▸ WORK TO DO:
Copy out the entries verbatim, starting at the line that contains "status-time: 23:15 bbox=[203, 78, 252, 98]" and ending at the line that contains "wifi-icon bbox=[567, 81, 591, 97]", with both of those lines included.

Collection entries
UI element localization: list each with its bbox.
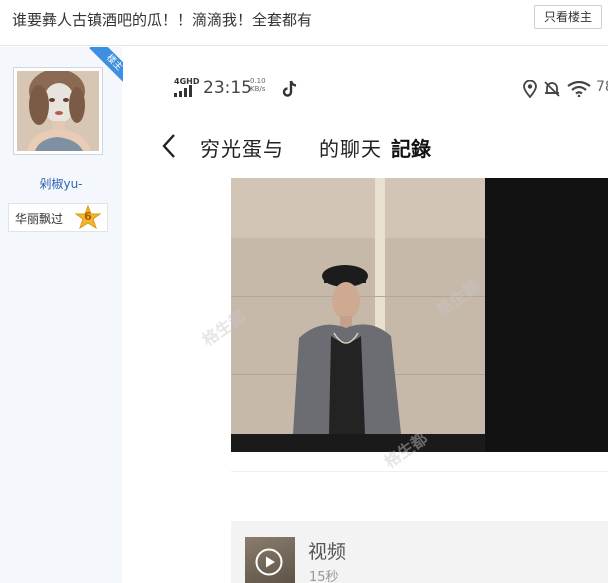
status-time: 23:15 bbox=[203, 78, 252, 98]
op-badge: 楼主 bbox=[80, 47, 124, 91]
chat-title-part1: 穷光蛋与 bbox=[200, 137, 284, 161]
location-pin-icon bbox=[523, 80, 537, 98]
chat-title-part2: 的聊天 bbox=[319, 137, 382, 161]
battery-level: 78 bbox=[596, 79, 608, 95]
photo-image bbox=[231, 178, 608, 452]
speed-value: 0.10 bbox=[250, 77, 266, 85]
video-thumbnail bbox=[245, 537, 295, 583]
video-label: 视频 bbox=[308, 541, 347, 563]
level-number: 6 bbox=[84, 210, 92, 223]
chat-photo[interactable] bbox=[231, 178, 608, 452]
level-name: 华丽飘过 bbox=[15, 212, 64, 226]
chat-title-part3: 記錄 bbox=[391, 137, 431, 161]
post-image[interactable]: 4GHD 23:15 0.10 KB/s 7 穷光蛋与 的聊天 記錄 视频 15… bbox=[123, 47, 608, 583]
speed-unit: KB/s bbox=[250, 85, 266, 93]
signal-bars-icon bbox=[174, 85, 192, 97]
star-badge-icon: 6 bbox=[74, 204, 102, 231]
wifi-icon bbox=[567, 81, 591, 97]
tiktok-icon bbox=[282, 80, 297, 97]
author-level: 华丽飘过 6 bbox=[8, 203, 108, 232]
bell-mute-icon bbox=[544, 81, 560, 97]
author-username[interactable]: 剁椒yu- bbox=[0, 175, 122, 192]
network-speed: 0.10 KB/s bbox=[250, 77, 266, 93]
chat-header: 穷光蛋与 的聊天 記錄 bbox=[123, 127, 608, 167]
thread-title: 谁要彝人古镇酒吧的瓜！！滴滴我！全套都有 bbox=[12, 11, 313, 29]
play-icon[interactable] bbox=[255, 548, 283, 576]
only-op-button[interactable]: 只看楼主 bbox=[533, 5, 602, 29]
chevron-left-icon[interactable] bbox=[161, 132, 177, 160]
divider bbox=[231, 471, 608, 472]
video-duration: 15秒 bbox=[309, 570, 339, 583]
phone-status-bar: 4GHD 23:15 0.10 KB/s 7 bbox=[123, 47, 608, 122]
op-badge-label: 楼主 bbox=[89, 47, 124, 88]
thread-title-bar: 谁要彝人古镇酒吧的瓜！！滴滴我！全套都有 只看楼主 bbox=[0, 0, 608, 46]
author-sidebar: 楼主 剁椒yu- 华丽飘过 6 bbox=[0, 47, 124, 583]
video-message[interactable]: 视频 15秒 bbox=[231, 521, 608, 583]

▸ ANSWER TO THIS TASK:
status-time: 23:15 bbox=[203, 78, 252, 98]
op-badge: 楼主 bbox=[80, 47, 124, 91]
chat-title-part1: 穷光蛋与 bbox=[200, 137, 284, 161]
location-pin-icon bbox=[523, 80, 537, 98]
chat-title-part2: 的聊天 bbox=[319, 137, 382, 161]
battery-level: 78 bbox=[596, 79, 608, 95]
photo-image bbox=[231, 178, 608, 452]
speed-value: 0.10 bbox=[250, 77, 266, 85]
video-thumbnail bbox=[245, 537, 295, 583]
video-label: 视频 bbox=[308, 541, 347, 563]
level-number: 6 bbox=[84, 210, 92, 223]
chat-photo[interactable] bbox=[231, 178, 608, 452]
level-name: 华丽飘过 bbox=[15, 212, 64, 226]
chat-title-part3: 記錄 bbox=[391, 137, 431, 161]
post-image[interactable]: 4GHD 23:15 0.10 KB/s 7 穷光蛋与 的聊天 記錄 视频 15… bbox=[123, 47, 608, 583]
speed-unit: KB/s bbox=[250, 85, 266, 93]
signal-bars-icon bbox=[174, 85, 192, 97]
star-badge-icon: 6 bbox=[74, 204, 102, 231]
wifi-icon bbox=[567, 81, 591, 97]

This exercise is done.